* Stated exercise
Check every line of the material below for the string "this", and return the ones that have it.
╭─ Provided material
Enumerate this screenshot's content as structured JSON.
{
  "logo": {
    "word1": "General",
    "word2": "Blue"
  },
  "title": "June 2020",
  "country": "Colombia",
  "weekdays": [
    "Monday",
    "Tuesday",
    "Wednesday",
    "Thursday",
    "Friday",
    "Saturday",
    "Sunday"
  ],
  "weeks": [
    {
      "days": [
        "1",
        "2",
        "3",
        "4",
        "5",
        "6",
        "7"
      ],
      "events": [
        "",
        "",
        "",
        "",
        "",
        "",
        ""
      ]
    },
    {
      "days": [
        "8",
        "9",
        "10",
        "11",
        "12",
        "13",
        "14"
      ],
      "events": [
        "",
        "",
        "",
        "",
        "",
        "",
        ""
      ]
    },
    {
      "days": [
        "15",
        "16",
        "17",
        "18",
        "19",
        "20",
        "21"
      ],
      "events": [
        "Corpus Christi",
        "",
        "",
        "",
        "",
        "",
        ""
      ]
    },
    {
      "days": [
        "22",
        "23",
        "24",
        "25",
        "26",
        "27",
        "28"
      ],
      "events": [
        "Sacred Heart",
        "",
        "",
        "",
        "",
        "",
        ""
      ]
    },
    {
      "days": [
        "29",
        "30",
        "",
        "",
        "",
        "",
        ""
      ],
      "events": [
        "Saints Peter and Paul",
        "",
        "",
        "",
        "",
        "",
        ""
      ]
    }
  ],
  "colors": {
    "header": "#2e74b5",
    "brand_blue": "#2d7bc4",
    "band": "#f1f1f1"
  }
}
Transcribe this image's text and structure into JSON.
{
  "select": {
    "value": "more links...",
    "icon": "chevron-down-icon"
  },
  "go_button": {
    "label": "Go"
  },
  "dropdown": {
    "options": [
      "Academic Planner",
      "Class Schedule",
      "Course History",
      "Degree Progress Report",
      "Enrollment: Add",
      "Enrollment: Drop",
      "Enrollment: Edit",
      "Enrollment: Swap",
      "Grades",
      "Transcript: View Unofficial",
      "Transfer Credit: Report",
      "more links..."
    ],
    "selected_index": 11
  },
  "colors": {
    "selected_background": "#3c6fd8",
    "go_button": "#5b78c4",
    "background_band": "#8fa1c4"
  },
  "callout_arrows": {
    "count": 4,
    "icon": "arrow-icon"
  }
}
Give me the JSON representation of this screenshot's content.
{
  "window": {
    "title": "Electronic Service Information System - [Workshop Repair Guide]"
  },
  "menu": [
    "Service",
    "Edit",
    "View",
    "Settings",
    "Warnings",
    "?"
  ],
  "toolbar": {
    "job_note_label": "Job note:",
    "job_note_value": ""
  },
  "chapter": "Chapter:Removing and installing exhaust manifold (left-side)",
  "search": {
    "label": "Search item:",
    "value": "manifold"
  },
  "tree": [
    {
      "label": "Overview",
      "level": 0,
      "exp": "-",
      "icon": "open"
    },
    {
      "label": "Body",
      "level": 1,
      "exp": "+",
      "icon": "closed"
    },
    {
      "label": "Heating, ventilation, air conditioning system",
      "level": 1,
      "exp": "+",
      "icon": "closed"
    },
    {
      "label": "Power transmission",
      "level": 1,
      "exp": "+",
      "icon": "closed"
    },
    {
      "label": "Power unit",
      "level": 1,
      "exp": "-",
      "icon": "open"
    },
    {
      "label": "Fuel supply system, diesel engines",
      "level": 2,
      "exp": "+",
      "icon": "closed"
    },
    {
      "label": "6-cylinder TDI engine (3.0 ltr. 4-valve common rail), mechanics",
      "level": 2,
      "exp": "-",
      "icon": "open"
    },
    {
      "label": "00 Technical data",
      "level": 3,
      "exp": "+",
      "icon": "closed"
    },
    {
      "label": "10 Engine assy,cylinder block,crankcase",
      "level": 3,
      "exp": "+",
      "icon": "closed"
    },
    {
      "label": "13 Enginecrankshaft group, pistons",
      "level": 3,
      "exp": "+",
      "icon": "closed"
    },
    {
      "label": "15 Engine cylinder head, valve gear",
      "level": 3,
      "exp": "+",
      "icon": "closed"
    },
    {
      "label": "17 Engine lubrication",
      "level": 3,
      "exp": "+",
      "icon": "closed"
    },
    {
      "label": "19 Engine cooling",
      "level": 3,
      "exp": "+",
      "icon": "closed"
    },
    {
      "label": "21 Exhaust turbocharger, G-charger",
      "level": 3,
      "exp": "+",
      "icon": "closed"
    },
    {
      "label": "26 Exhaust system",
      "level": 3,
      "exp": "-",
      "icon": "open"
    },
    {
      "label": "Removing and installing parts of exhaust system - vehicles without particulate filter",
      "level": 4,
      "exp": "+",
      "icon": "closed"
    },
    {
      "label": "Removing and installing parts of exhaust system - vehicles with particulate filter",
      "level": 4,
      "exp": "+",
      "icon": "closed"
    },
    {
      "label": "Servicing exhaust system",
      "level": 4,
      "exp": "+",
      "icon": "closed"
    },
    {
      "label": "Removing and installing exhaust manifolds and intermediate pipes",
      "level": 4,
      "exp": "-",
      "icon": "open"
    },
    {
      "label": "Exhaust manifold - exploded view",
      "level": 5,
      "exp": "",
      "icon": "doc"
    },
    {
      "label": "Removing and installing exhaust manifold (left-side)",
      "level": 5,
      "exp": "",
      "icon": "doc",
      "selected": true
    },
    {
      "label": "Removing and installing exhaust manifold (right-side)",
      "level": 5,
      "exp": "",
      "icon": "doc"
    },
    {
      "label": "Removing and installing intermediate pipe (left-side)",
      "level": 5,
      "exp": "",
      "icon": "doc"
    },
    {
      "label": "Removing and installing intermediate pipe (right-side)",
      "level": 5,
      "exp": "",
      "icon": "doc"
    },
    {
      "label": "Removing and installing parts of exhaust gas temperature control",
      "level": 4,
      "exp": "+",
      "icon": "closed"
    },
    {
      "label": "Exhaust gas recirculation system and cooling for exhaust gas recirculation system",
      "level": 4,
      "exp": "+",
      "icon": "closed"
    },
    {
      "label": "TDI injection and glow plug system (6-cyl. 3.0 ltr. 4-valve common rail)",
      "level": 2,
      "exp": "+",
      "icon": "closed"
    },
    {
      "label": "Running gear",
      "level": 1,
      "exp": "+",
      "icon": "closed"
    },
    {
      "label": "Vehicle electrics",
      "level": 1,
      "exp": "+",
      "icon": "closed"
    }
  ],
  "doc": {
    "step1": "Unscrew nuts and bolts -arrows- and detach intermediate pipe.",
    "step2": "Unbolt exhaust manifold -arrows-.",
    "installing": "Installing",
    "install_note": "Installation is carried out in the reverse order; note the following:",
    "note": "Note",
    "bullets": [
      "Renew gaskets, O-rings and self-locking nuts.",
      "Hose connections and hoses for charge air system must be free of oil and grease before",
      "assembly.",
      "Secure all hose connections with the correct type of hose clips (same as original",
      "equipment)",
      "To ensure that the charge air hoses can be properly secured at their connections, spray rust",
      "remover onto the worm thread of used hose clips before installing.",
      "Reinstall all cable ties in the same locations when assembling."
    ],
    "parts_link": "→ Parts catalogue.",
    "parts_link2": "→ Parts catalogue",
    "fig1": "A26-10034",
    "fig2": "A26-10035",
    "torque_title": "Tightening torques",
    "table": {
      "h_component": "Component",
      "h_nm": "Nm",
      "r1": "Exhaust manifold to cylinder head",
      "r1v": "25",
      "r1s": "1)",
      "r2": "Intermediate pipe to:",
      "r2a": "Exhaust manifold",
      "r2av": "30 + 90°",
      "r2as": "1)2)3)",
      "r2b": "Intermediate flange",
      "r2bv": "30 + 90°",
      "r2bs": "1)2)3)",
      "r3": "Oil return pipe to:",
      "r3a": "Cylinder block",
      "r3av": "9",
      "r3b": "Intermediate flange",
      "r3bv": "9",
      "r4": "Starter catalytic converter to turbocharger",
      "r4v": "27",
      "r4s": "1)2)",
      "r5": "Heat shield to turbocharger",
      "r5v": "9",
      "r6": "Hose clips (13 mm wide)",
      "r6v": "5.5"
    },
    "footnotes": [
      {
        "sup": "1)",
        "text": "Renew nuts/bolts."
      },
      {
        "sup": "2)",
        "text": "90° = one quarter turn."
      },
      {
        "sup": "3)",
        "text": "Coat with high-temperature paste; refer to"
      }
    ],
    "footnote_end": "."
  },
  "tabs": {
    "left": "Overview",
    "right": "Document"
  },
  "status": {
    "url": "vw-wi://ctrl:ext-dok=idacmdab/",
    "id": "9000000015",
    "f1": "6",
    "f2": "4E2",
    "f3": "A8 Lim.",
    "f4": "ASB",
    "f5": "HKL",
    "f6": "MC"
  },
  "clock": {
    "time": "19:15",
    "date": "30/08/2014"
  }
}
╰─
* Exercise result
Enumerate this screenshot's content as structured JSON.
Transcribe this image's text and structure into JSON.
Give me the JSON representation of this screenshot's content.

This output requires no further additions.